> **Problem to work on**
Retype the material in full, keeping every word the same.
****************
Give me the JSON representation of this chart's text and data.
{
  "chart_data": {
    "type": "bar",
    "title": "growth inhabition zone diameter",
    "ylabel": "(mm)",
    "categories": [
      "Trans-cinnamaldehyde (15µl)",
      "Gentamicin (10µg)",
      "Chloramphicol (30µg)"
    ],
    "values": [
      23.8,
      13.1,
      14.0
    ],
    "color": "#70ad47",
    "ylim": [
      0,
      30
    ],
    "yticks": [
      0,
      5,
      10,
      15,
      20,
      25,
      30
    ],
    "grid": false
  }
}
****************
> **Expected answer**
Give me the JSON representation of this chart's text and data.
{
  "chart_data": {
    "type": "bar",
    "title": "growth inhabition zone diameter",
    "ylabel": "(mm)",
    "categories": [
      "Trans-cinnamaldehyde (15µl)",
      "Gentamicin (10µg)",
      "Chloramphicol (30µg)"
    ],
    "values": [
      23.8,
      13.1,
      14.0
    ],
    "color": "#70ad47",
    "ylim": [
      0,
      30
    ],
    "yticks": [
      0,
      5,
      10,
      15,
      20,
      25,
      30
    ],
    "grid": false
  }
}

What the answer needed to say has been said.